--- Start of DATASET ROWS ---

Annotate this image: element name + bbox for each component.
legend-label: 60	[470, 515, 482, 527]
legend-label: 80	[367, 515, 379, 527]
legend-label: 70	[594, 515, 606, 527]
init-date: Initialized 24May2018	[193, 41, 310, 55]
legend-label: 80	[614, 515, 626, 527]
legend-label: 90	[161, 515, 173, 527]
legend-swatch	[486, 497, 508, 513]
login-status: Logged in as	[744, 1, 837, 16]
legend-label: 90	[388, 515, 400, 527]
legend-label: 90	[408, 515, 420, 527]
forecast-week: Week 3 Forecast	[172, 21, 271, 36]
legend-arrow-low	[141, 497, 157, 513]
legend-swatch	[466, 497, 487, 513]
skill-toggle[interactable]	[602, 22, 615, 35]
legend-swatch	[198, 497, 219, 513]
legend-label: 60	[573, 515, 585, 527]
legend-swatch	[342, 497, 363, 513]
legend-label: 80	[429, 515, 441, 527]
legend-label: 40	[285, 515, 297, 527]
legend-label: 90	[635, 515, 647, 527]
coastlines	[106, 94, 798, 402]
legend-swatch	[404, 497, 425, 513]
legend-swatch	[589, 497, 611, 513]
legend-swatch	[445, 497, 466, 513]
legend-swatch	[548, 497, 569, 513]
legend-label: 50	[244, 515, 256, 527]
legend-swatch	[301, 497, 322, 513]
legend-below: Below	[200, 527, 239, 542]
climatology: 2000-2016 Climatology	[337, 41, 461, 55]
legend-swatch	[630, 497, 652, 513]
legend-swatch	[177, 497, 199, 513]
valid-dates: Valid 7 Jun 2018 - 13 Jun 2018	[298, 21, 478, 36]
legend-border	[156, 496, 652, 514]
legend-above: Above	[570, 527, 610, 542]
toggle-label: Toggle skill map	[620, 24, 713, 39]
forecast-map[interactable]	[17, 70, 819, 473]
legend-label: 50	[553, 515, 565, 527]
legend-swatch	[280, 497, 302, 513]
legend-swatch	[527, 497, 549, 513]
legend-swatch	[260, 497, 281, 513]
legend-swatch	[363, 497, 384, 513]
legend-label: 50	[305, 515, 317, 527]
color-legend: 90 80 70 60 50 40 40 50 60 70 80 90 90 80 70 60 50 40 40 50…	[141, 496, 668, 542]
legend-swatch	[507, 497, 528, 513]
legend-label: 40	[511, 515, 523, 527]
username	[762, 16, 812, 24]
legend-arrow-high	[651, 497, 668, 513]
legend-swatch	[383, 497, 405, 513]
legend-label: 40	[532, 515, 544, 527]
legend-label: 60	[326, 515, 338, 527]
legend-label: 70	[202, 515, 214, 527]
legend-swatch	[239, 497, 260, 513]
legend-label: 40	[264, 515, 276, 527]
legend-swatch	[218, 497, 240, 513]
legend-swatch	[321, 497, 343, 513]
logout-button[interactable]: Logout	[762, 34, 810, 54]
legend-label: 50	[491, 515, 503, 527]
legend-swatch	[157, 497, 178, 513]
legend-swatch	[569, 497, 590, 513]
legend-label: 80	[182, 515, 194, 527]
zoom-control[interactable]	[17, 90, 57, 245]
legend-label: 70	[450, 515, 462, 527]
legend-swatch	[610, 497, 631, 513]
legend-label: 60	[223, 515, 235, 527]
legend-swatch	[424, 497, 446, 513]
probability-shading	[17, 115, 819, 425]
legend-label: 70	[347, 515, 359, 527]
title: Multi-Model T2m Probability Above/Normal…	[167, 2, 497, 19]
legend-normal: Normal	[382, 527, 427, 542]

--- End of DATASET ROWS ---

Rewrite the listing above as a Markdown table with a "Row" column for the row number and an "Entry" column for the line, leaving out any blank lines.

| Row | Entry |
|---|---|
| 1 | Annotate this image: element name + bbox for each component. |
| 2 | legend-label: 60	[470, 515, 482, 527] |
| 3 | legend-label: 80	[367, 515, 379, 527] |
| 4 | legend-label: 70	[594, 515, 606, 527] |
| 5 | init-date: Initialized 24May2018	[193, 41, 310, 55] |
| 6 | legend-label: 80	[614, 515, 626, 527] |
| 7 | legend-label: 90	[161, 515, 173, 527] |
| 8 | legend-swatch	[486, 497, 508, 513] |
| 9 | login-status: Logged in as	[744, 1, 837, 16] |
| 10 | legend-label: 90	[388, 515, 400, 527] |
| 11 | legend-label: 90	[408, 515, 420, 527] |
| 12 | forecast-week: Week 3 Forecast	[172, 21, 271, 36] |
| 13 | legend-arrow-low	[141, 497, 157, 513] |
| 14 | legend-swatch	[466, 497, 487, 513] |
| 15 | skill-toggle[interactable]	[602, 22, 615, 35] |
| 16 | legend-swatch	[198, 497, 219, 513] |
| 17 | legend-label: 60	[573, 515, 585, 527] |
| 18 | legend-swatch	[342, 497, 363, 513] |
| 19 | legend-label: 80	[429, 515, 441, 527] |
| 20 | legend-label: 40	[285, 515, 297, 527] |
| 21 | legend-label: 90	[635, 515, 647, 527] |
| 22 | coastlines	[106, 94, 798, 402] |
| 23 | legend-swatch	[404, 497, 425, 513] |
| 24 | legend-swatch	[589, 497, 611, 513] |
| 25 | legend-swatch	[445, 497, 466, 513] |
| 26 | legend-swatch	[548, 497, 569, 513] |
| 27 | legend-label: 50	[244, 515, 256, 527] |
| 28 | legend-swatch	[301, 497, 322, 513] |
| 29 | legend-below: Below	[200, 527, 239, 542] |
| 30 | climatology: 2000-2016 Climatology	[337, 41, 461, 55] |
| 31 | legend-swatch	[630, 497, 652, 513] |
| 32 | legend-swatch	[177, 497, 199, 513] |
| 33 | valid-dates: Valid 7 Jun 2018 - 13 Jun 2018	[298, 21, 478, 36] |
| 34 | legend-border	[156, 496, 652, 514] |
| 35 | legend-above: Above	[570, 527, 610, 542] |
| 36 | toggle-label: Toggle skill map	[620, 24, 713, 39] |
| 37 | forecast-map[interactable]	[17, 70, 819, 473] |
| 38 | legend-label: 50	[553, 515, 565, 527] |
| 39 | legend-swatch	[280, 497, 302, 513] |
| 40 | legend-swatch	[527, 497, 549, 513] |
| 41 | legend-swatch	[260, 497, 281, 513] |
| 42 | legend-swatch	[363, 497, 384, 513] |
| 43 | legend-label: 50	[305, 515, 317, 527] |
| 44 | color-legend: 90 80 70 60 50 40 40 50 60 70 80 90 90 80 70 60 50 40 40 50…	[141, 496, 668, 542] |
| 45 | legend-swatch	[507, 497, 528, 513] |
| 46 | legend-label: 40	[511, 515, 523, 527] |
| 47 | username	[762, 16, 812, 24] |
| 48 | legend-arrow-high	[651, 497, 668, 513] |
| 49 | legend-swatch	[383, 497, 405, 513] |
| 50 | legend-label: 40	[532, 515, 544, 527] |
| 51 | legend-label: 60	[326, 515, 338, 527] |
| 52 | legend-label: 70	[202, 515, 214, 527] |
| 53 | legend-swatch	[239, 497, 260, 513] |
| 54 | legend-label: 40	[264, 515, 276, 527] |
| 55 | legend-swatch	[218, 497, 240, 513] |
| 56 | legend-swatch	[321, 497, 343, 513] |
| 57 | logout-button[interactable]: Logout	[762, 34, 810, 54] |
| 58 | legend-label: 50	[491, 515, 503, 527] |
| 59 | legend-swatch	[157, 497, 178, 513] |
| 60 | legend-swatch	[569, 497, 590, 513] |
| 61 | legend-label: 80	[182, 515, 194, 527] |
| 62 | zoom-control[interactable]	[17, 90, 57, 245] |
| 63 | legend-label: 70	[450, 515, 462, 527] |
| 64 | legend-swatch	[610, 497, 631, 513] |
| 65 | legend-label: 60	[223, 515, 235, 527] |
| 66 | legend-swatch	[424, 497, 446, 513] |
| 67 | probability-shading	[17, 115, 819, 425] |
| 68 | legend-label: 70	[347, 515, 359, 527] |
| 69 | title: Multi-Model T2m Probability Above/Normal…	[167, 2, 497, 19] |
| 70 | legend-normal: Normal	[382, 527, 427, 542] |